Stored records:
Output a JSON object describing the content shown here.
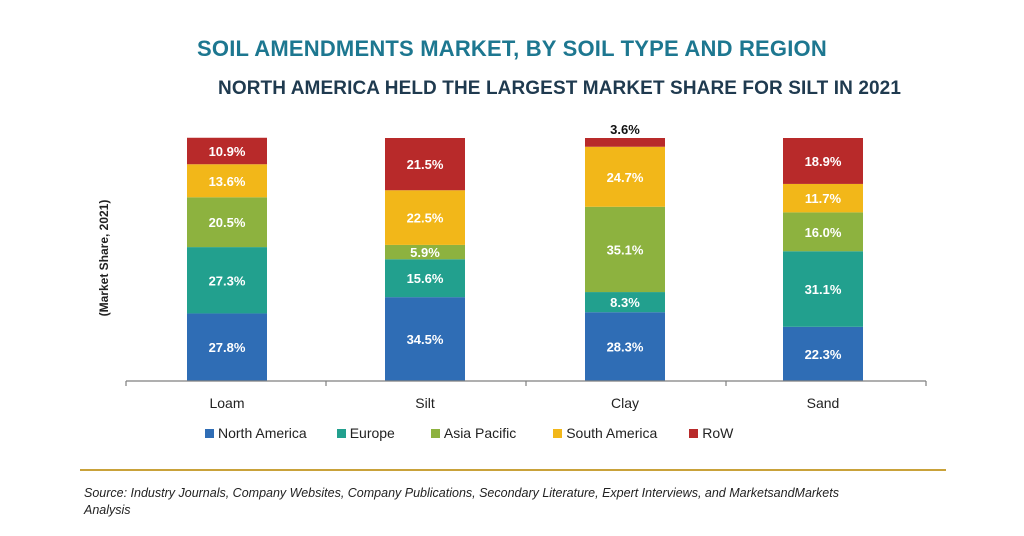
{
  "title": "SOIL AMENDMENTS MARKET, BY SOIL TYPE AND REGION",
  "subtitle": "NORTH AMERICA HELD THE LARGEST MARKET SHARE FOR SILT IN 2021",
  "source": "Source: Industry Journals, Company Websites, Company Publications, Secondary Literature, Expert Interviews, and MarketsandMarkets Analysis",
  "colors": {
    "North America": "#2f6db5",
    "Europe": "#22a08e",
    "Asia Pacific": "#8db23f",
    "South America": "#f2b719",
    "RoW": "#b82a2a",
    "rule": "#c9a23a"
  },
  "chart_data": {
    "type": "bar",
    "stacked": true,
    "categories": [
      "Loam",
      "Silt",
      "Clay",
      "Sand"
    ],
    "ylabel": "(Market Share, 2021)",
    "ylim": [
      0,
      100
    ],
    "grid": false,
    "legend_position": "bottom",
    "series": [
      {
        "name": "North America",
        "values": [
          27.8,
          34.5,
          28.3,
          22.3
        ],
        "labels": [
          "27.8%",
          "34.5%",
          "28.3%",
          "22.3%"
        ]
      },
      {
        "name": "Europe",
        "values": [
          27.3,
          15.6,
          8.3,
          31.1
        ],
        "labels": [
          "27.3%",
          "15.6%",
          "8.3%",
          "31.1%"
        ]
      },
      {
        "name": "Asia Pacific",
        "values": [
          20.5,
          5.9,
          35.1,
          16.0
        ],
        "labels": [
          "20.5%",
          "5.9%",
          "35.1%",
          "16.0%"
        ]
      },
      {
        "name": "South America",
        "values": [
          13.6,
          22.5,
          24.7,
          11.7
        ],
        "labels": [
          "13.6%",
          "22.5%",
          "24.7%",
          "11.7%"
        ]
      },
      {
        "name": "RoW",
        "values": [
          10.9,
          21.5,
          3.6,
          18.9
        ],
        "labels": [
          "10.9%",
          "21.5%",
          "3.6%",
          "18.9%"
        ]
      }
    ]
  }
}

§ **What the task requires**: Pull out all lines from the listing that contain the string "name".

§ **Result below**:
        "name": "North America",
        "name": "Europe",
        "name": "Asia Pacific",
        "name": "South America",
        "name": "RoW",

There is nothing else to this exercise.